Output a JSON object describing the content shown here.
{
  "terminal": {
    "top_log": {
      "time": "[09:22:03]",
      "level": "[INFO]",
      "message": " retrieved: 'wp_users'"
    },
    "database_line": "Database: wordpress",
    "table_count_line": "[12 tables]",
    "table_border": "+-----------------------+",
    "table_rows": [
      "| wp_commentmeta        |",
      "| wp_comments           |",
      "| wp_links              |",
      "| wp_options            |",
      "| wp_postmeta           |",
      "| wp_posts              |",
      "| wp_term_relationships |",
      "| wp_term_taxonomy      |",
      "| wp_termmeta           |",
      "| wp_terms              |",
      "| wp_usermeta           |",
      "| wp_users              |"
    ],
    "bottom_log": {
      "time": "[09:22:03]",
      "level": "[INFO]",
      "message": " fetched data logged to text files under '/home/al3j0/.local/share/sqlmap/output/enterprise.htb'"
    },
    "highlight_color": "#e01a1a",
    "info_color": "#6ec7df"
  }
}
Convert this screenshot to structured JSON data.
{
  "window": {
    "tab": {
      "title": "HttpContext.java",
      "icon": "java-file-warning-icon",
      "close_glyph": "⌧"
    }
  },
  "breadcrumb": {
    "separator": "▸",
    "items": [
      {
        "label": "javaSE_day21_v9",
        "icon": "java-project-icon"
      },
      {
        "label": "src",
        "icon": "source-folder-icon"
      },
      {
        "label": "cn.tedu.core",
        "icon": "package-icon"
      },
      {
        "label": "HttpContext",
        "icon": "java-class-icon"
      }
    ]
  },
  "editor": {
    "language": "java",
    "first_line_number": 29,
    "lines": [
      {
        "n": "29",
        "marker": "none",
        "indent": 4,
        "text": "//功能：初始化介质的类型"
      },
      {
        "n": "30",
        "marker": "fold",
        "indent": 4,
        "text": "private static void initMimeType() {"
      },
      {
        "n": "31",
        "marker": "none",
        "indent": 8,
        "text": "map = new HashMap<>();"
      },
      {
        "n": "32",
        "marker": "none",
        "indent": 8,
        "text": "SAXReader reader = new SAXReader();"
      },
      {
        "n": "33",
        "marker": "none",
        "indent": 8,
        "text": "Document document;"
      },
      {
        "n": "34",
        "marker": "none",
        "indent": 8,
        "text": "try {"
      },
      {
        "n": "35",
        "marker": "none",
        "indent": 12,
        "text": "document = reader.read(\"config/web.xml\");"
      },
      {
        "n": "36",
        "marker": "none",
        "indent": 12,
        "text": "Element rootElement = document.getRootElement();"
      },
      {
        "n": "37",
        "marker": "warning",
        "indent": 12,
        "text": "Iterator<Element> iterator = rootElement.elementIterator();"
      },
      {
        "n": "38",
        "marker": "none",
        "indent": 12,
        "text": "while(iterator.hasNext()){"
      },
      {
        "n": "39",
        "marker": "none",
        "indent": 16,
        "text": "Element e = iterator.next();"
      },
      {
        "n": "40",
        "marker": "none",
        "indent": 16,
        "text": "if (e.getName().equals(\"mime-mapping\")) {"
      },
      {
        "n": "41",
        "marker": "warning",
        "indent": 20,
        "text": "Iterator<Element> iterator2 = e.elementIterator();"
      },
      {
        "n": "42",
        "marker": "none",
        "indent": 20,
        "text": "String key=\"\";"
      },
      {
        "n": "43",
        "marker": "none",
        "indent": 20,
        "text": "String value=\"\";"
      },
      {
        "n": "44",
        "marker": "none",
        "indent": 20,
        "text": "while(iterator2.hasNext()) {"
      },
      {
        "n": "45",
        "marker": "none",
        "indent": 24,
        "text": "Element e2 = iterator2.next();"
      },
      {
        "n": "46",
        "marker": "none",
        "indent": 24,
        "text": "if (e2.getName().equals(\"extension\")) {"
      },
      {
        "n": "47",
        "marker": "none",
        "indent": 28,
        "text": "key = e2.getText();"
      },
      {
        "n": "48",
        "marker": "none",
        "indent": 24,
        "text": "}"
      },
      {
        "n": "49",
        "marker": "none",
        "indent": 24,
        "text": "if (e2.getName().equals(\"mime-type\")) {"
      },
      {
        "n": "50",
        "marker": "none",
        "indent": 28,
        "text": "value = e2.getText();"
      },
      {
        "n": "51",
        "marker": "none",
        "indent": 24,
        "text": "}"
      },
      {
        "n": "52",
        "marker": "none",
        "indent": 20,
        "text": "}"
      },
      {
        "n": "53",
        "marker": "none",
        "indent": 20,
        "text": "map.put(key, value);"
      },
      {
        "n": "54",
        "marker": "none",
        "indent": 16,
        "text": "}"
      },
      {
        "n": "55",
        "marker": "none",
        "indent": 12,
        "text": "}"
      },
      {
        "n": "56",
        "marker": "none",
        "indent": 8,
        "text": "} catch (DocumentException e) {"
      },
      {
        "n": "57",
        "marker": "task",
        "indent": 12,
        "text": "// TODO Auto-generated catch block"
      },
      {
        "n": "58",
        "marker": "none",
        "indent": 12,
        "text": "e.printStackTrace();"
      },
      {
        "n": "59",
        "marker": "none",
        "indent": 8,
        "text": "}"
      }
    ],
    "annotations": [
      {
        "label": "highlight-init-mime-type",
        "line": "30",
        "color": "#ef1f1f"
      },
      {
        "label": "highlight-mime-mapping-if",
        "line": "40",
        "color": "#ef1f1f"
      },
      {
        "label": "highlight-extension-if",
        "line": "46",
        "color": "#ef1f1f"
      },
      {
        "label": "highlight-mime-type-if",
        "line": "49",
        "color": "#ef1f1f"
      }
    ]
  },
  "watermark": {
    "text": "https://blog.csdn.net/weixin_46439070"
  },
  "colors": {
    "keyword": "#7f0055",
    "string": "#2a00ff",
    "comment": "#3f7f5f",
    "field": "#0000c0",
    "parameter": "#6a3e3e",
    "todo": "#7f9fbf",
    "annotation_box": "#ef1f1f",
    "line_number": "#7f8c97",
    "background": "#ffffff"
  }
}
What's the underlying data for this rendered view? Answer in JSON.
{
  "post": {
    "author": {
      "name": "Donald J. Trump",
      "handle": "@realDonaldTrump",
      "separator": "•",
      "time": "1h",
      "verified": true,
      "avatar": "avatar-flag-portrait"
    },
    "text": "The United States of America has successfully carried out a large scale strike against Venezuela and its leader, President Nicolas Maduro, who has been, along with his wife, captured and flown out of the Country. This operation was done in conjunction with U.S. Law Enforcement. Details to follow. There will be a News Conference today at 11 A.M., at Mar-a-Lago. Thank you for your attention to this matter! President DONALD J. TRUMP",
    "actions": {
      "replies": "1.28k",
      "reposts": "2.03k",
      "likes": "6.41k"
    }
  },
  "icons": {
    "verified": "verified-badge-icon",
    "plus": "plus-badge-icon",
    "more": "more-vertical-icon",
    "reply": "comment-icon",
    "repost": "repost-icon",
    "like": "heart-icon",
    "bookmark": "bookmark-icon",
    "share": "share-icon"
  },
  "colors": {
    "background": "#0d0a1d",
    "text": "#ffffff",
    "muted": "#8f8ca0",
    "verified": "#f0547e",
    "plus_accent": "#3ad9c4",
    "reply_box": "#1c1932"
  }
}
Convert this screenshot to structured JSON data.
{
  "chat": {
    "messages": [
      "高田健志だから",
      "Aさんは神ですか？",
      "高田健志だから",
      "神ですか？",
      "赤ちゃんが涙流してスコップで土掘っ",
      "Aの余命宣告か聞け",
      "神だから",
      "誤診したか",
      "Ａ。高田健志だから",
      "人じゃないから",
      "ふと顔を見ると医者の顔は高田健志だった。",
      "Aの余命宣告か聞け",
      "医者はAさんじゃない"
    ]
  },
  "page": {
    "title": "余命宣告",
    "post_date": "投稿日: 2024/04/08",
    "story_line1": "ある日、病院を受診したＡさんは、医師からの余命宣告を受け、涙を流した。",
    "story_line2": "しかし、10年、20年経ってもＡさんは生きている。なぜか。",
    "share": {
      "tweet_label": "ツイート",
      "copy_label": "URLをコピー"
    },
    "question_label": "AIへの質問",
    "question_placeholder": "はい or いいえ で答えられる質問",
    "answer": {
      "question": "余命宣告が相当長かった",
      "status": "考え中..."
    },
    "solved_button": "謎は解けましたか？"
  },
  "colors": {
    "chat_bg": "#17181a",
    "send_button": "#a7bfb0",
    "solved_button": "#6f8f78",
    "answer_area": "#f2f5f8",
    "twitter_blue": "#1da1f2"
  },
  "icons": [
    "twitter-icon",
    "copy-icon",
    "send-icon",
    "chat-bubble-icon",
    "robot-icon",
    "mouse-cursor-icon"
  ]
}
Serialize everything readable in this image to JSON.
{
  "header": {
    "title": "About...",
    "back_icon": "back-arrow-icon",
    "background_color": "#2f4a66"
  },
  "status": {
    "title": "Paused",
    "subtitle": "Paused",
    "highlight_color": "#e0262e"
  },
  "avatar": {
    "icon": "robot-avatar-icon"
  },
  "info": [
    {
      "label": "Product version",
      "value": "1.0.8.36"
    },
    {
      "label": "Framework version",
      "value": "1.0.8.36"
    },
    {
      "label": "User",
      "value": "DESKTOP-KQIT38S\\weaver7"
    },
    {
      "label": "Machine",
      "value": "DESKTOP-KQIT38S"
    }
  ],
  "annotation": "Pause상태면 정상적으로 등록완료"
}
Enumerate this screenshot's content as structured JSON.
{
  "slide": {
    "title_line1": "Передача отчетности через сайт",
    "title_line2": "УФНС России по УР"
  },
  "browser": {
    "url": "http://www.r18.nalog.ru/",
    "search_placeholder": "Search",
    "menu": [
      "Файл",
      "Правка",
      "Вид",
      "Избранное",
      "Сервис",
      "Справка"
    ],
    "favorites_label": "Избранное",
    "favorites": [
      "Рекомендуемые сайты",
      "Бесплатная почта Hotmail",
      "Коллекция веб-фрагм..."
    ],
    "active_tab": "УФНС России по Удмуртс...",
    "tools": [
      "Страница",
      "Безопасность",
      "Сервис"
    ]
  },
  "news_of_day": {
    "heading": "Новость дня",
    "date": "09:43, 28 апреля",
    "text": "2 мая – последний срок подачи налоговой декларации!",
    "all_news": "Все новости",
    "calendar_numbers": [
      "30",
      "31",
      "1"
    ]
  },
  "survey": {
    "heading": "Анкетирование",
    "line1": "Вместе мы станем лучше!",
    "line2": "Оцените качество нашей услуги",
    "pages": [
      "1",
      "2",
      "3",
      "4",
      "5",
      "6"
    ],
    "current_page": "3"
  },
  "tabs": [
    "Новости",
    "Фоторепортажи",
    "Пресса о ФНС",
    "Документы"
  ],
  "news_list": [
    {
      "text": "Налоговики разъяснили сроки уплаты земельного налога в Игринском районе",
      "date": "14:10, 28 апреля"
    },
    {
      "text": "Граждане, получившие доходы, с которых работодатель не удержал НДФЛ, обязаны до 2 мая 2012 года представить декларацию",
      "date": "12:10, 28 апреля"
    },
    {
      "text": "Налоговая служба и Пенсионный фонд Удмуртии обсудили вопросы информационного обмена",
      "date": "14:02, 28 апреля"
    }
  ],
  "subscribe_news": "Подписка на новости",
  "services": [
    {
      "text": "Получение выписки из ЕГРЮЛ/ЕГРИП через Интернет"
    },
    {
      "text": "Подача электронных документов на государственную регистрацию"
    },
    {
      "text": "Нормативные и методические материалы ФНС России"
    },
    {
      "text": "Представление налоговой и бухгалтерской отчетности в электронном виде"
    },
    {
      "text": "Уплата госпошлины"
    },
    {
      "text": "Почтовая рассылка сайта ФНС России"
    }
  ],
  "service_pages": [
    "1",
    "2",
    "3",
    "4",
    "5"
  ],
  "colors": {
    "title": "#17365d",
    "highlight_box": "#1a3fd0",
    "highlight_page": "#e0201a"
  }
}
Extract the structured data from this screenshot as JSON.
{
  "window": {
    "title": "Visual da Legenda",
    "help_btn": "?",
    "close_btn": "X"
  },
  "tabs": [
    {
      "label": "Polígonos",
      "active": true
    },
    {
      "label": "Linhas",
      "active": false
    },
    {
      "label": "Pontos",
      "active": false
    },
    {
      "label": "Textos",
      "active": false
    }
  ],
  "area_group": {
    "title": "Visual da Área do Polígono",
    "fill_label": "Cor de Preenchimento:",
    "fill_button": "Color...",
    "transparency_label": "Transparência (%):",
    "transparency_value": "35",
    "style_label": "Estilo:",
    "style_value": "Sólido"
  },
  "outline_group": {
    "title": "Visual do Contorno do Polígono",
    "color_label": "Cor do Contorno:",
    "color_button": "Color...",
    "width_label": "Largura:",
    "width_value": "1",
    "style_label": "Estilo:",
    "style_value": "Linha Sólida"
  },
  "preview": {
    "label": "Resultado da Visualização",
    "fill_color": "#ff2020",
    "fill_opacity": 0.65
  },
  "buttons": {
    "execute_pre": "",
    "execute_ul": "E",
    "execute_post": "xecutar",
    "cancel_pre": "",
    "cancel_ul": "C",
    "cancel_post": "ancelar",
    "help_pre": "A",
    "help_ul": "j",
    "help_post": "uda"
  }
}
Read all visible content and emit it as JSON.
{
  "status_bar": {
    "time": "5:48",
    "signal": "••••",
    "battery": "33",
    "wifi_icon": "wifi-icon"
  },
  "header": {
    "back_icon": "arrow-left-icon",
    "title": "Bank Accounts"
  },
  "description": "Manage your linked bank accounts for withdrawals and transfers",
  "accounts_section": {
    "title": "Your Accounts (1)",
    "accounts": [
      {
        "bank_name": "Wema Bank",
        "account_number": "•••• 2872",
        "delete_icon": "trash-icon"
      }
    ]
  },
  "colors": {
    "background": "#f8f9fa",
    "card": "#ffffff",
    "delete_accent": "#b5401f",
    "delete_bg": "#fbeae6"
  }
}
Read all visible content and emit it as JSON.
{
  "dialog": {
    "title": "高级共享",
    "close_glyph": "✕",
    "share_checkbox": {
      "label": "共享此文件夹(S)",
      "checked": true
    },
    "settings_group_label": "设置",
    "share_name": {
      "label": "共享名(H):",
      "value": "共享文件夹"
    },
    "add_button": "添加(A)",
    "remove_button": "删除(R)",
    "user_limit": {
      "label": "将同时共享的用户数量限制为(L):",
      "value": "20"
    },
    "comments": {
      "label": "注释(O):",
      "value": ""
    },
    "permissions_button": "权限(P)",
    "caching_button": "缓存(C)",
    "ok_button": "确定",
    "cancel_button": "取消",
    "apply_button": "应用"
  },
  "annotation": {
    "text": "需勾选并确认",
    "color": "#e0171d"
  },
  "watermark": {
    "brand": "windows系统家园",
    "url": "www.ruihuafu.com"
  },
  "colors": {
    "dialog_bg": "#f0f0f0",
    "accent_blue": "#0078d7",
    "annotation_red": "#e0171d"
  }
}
+++++
■ **To do**: Copy all lines from the listing that contain "elementIterator".

■ **Output for this exercise**:
        "text": "Iterator<Element> iterator = rootElement.elementIterator();"
        "text": "Iterator<Element> iterator2 = e.elementIterator();"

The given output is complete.